In general, Spark seems to work best when used conservatively, but when you start doing things that do not strictly fall within the anticipated use case, things break in strange ways.  For example, if you try to write an RDD with an empty element (e.g., a text file with empty lines), you would get this really crazy error that does not actually say anything meaningful:

14/04/30 16:23:07 ERROR Executor: Exception in task ID 19
scala.MatchError: 0 (of class java.lang.Integer)
     at org.apache.spark.api.python.PythonRDD$$anon$1.read(PythonRDD.scala:110)
     at org.apache.spark.api.python.PythonRDD$$anon$1.(PythonRDD.scala:153)
     at org.apache.spark.api.python.PythonRDD.compute(PythonRDD.scala:96)
     at org.apache.spark.rdd.RDD.computeOrReadCheckpoint(RDD.scala:241)
     at org.apache.spark.rdd.RDD.iterator(RDD.scala:232)
     at org.apache.spark.rdd.MappedRDD.compute(MappedRDD.scala:31)
     at org.apache.spark.rdd.RDD.computeOrReadCheckpoint(RDD.scala:241)
     at org.apache.spark.rdd.RDD.iterator(RDD.scala:232)
     at org.apache.spark.rdd.MappedRDD.compute(MappedRDD.scala:31)
     at org.apache.spark.rdd.RDD.computeOrReadCheckpoint(RDD.scala:241)
     at org.apache.spark.rdd.RDD.iterator(RDD.scala:232)
     at org.apache.spark.scheduler.ResultTask.runTask(ResultTask.scala:109)
     at org.apache.spark.scheduler.Task.run(Task.scala:53)
     at org.apache.spark.executor.Executor$TaskRunner$$anonfun$run$1.apply$mcV$sp(Executor.scala:213)
     at org.apache.spark.deploy.SparkHadoopUtil.runAsUser(SparkHadoopUtil.scala:49)
     at org.apache.spark.executor.Executor$TaskRunner.run(Executor.scala:178)
     at java.util.concurrent.ThreadPoolExecutor.runWorker(ThreadPoolExecutor.java:1145)
     at java.util.concurrent.ThreadPoolExecutor$Worker.run(ThreadPoolExecutor.java:615)
     at java.lang.Thread.run(Thread.java:722)

I filed a bug report about this particular problem and the issue has been fixed, but it's just one of those edge cases where Spark will fail catastrophically (I had to look at the source code to figure out what "scala.MatchError" meant).  Usually you wouldn't be operating on empty data sets, but I discovered this error when I was trying to quickly determine if my Spark slaves were communicating with my master correctly by issuing

file = sc.textFile('hdfs://master.ibnet0/user/glock/input.txt')

┄┄┄┄┄┄┄┄┄┄┄┄┄┄┄┄┄┄┄┄

◆ Exercise tasks ◆
1. Answer these questions using the Spark text above:
(a) Writing what kind of RDD leads to the confusing error?
(b) What happened to the issue after the bug report was filed?
(c) What did the writer have to look at to work out what "scala.MatchError" meant?
2. From the Spark text, write out the part that opens with the words containing "at org.apache.spark.deploy.S" and closes with "utor.java:615)".

┄┄┄┄┄┄┄┄┄┄┄┄┄┄┄┄┄┄┄┄

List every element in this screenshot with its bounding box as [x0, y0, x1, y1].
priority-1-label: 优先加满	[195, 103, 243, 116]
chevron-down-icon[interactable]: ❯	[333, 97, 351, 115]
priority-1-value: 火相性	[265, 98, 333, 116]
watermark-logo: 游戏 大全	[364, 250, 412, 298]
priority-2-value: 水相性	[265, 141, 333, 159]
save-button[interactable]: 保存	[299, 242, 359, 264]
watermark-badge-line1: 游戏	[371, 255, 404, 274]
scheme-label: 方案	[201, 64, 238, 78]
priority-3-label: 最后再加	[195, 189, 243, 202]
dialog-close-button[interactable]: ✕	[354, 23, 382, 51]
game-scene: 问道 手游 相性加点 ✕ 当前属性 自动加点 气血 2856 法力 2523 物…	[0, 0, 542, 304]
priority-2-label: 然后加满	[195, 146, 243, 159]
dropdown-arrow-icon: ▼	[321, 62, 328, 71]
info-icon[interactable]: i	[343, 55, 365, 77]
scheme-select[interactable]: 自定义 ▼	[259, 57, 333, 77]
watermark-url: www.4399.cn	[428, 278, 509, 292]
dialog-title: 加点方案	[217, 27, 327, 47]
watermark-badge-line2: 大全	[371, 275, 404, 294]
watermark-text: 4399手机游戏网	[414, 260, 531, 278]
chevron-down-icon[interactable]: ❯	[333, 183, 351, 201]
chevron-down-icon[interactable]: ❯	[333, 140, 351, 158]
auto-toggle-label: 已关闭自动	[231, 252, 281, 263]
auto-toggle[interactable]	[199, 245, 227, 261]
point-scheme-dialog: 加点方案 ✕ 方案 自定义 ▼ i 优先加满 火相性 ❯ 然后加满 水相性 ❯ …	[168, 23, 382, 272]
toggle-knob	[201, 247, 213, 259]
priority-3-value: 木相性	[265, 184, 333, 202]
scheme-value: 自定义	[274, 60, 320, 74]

┄┄┄┄┄┄┄┄┄┄┄┄┄┄┄┄┄┄┄┄

◆ Solutions per task ◆
1.
(a) An RDD with an empty element, such as a text file with empty lines.
(b) It has been fixed.
(c) The source code.

2.
at org.apache.spark.deploy.SparkHadoopUtil.runAsUser(SparkHadoopUtil.scala:49)
     at org.apache.spark.executor.Executor$TaskRunner.run(Executor.scala:178)
     at java.util.concurrent.ThreadPoolExecutor.runWorker(ThreadPoolExecutor.java:1145)
     at java.util.concurrent.ThreadPoolExecutor$Worker.run(ThreadPoolExecutor.java:615)